→ Task statement
Select the lines that hold the word "Tracking" and copy each one.

-- start Material for the task --

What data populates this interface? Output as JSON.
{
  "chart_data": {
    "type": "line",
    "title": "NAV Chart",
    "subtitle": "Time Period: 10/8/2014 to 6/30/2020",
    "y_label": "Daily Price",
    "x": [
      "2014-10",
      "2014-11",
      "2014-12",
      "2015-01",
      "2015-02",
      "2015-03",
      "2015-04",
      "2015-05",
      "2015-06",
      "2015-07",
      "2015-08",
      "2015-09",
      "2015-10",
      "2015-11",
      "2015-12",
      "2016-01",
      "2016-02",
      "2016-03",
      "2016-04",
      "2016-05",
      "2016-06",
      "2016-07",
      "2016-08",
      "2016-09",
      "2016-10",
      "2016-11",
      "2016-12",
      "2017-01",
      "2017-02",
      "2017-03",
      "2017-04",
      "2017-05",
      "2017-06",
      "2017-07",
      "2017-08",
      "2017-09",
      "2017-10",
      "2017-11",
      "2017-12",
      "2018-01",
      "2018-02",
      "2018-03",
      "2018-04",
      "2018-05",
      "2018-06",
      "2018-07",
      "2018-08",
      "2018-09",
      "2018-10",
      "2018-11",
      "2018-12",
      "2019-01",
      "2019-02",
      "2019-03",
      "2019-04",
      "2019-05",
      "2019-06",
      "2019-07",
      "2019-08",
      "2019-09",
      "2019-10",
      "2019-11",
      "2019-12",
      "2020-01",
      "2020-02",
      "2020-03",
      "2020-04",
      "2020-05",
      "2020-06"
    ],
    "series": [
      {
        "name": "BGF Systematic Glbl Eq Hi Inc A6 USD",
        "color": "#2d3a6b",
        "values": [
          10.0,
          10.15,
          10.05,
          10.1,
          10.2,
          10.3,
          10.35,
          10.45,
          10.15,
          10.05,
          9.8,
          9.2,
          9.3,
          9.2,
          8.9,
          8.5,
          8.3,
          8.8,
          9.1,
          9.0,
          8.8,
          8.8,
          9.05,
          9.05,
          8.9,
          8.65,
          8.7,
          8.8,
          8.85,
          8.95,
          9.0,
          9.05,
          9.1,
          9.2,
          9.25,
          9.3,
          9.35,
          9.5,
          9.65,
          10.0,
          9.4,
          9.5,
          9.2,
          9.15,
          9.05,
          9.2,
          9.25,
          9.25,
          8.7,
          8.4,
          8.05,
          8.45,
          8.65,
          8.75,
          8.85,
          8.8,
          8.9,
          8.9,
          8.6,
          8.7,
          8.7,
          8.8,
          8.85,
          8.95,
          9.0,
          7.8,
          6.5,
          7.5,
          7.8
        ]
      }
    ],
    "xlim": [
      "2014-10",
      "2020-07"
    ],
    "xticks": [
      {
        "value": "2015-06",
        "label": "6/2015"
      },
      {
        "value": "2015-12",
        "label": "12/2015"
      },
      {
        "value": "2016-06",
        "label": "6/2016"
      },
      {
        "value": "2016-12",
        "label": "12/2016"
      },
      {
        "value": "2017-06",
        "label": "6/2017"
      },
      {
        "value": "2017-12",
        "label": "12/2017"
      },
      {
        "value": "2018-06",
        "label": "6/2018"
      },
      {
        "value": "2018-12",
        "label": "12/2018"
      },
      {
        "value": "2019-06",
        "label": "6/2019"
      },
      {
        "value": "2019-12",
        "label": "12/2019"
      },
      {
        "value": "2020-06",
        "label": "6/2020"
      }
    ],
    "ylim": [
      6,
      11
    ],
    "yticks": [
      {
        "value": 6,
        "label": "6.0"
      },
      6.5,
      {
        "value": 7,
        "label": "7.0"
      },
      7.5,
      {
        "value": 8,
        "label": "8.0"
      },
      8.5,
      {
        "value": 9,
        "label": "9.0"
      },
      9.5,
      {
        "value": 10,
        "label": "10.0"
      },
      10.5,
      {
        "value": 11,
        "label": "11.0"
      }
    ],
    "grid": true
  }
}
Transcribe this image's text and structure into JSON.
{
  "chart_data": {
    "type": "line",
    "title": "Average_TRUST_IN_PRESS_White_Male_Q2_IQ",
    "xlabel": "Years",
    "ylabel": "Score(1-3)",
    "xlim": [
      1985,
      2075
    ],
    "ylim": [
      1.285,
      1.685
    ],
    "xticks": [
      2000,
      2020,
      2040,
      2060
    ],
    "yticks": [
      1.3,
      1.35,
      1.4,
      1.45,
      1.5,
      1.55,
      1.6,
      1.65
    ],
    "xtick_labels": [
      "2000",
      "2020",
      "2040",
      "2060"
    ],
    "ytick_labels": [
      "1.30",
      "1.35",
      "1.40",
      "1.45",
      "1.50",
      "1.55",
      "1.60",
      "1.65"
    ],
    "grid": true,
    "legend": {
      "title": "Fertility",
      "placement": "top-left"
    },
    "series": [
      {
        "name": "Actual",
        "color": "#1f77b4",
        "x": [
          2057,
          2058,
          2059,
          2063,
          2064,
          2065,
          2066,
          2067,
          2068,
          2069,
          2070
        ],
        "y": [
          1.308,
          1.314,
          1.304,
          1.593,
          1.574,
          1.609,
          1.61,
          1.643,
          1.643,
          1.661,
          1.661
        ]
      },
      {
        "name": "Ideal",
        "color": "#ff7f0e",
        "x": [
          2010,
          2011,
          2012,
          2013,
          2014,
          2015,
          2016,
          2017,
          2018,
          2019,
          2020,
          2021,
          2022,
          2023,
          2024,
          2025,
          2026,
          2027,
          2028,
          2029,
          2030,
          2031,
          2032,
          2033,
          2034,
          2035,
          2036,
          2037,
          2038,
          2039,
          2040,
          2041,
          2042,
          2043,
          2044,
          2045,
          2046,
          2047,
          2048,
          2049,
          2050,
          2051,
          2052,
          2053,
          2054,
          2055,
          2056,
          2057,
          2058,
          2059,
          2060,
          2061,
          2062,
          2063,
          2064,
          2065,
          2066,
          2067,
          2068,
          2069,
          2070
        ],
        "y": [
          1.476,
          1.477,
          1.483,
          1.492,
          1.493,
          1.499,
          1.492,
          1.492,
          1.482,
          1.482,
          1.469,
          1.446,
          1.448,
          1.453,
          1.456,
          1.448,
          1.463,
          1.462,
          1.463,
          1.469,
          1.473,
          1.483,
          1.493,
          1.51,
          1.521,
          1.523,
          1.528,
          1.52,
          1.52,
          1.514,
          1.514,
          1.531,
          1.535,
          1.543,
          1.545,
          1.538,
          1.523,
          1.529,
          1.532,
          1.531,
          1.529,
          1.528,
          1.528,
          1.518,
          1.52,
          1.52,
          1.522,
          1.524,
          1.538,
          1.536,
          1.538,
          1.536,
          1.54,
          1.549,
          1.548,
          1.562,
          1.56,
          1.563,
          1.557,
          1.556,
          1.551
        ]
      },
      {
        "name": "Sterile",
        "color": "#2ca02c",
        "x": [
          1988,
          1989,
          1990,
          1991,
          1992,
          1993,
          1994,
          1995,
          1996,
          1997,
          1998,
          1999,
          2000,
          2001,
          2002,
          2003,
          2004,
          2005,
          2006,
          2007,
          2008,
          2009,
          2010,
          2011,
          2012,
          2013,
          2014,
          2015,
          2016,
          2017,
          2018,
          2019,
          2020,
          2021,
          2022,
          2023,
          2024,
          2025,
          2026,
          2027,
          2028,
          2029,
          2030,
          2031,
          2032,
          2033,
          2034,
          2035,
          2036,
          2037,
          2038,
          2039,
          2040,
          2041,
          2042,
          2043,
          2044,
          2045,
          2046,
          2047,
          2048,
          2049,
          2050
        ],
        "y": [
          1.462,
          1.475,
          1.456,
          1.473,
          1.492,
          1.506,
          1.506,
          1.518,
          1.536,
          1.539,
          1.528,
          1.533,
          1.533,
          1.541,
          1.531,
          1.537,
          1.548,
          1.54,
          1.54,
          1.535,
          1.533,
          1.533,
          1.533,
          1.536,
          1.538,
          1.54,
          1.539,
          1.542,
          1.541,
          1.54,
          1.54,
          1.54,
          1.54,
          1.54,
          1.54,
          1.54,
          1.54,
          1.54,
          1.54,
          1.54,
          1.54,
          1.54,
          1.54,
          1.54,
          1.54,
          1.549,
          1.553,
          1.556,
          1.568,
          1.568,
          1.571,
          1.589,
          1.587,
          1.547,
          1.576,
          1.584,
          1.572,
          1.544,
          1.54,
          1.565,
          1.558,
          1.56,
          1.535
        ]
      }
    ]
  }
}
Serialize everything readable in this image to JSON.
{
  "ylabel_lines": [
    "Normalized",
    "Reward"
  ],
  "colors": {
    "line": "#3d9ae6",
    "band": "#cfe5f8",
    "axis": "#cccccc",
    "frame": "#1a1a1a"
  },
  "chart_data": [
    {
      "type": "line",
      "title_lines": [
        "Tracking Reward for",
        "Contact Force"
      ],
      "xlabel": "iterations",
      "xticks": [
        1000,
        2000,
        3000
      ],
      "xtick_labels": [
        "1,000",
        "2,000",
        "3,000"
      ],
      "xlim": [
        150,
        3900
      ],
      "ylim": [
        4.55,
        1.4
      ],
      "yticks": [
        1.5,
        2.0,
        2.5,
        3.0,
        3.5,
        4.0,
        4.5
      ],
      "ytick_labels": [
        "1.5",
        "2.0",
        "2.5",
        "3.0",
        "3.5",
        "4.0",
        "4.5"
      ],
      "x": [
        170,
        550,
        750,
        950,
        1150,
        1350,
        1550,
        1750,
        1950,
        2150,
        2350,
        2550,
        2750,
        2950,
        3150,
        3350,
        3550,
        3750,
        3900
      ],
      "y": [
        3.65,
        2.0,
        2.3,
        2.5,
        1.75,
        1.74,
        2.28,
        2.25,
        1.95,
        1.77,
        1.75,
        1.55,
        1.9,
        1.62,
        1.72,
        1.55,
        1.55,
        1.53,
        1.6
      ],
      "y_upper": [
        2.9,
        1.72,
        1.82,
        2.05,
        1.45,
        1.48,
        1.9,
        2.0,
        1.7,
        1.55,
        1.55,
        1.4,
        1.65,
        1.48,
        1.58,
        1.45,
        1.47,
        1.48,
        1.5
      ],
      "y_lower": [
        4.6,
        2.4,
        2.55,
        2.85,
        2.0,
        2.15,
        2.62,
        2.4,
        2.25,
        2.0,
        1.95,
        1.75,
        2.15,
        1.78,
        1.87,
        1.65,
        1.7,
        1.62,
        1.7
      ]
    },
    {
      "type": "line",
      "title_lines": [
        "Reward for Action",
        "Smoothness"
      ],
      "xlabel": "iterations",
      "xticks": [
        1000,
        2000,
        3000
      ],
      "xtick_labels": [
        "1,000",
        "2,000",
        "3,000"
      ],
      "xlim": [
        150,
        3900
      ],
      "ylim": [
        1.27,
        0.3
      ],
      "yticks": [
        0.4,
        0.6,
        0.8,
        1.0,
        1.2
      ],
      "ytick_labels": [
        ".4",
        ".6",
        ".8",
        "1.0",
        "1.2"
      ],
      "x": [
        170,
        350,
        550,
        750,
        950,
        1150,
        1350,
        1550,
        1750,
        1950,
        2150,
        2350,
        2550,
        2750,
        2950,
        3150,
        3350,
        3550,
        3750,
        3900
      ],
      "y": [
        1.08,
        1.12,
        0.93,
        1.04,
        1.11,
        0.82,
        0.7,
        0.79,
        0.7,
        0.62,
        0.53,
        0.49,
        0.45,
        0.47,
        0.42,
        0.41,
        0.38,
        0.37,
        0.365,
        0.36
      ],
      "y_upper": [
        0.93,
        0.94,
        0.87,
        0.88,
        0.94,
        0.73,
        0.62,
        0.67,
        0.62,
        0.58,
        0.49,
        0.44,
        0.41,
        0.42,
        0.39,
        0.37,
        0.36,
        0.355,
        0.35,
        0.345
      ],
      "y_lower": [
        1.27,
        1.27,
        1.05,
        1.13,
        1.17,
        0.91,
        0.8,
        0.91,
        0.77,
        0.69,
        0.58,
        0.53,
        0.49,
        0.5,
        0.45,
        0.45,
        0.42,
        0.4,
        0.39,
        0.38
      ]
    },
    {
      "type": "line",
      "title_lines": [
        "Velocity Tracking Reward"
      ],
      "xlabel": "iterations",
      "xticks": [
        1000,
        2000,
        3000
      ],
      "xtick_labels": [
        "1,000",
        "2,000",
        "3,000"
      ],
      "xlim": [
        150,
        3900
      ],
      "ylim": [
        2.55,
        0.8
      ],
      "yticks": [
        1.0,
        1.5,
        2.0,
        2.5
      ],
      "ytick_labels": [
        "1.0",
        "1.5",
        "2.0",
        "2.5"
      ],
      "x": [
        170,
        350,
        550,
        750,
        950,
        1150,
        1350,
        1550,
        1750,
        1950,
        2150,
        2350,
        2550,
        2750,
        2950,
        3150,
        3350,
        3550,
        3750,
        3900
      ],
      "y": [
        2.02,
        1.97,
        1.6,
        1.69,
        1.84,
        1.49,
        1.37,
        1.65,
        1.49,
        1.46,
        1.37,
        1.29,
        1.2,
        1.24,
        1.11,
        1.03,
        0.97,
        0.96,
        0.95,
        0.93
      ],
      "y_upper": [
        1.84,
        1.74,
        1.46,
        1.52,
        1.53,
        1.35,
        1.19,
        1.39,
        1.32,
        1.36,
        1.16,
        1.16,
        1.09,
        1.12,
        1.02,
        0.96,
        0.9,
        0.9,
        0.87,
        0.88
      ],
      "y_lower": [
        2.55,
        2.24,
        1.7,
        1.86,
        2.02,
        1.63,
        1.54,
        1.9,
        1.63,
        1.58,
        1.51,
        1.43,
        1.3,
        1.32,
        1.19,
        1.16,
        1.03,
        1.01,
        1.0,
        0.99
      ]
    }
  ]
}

-- end Material for the task --

→ Response to this exercise
        "Tracking Reward for",
        "Velocity Tracking Reward"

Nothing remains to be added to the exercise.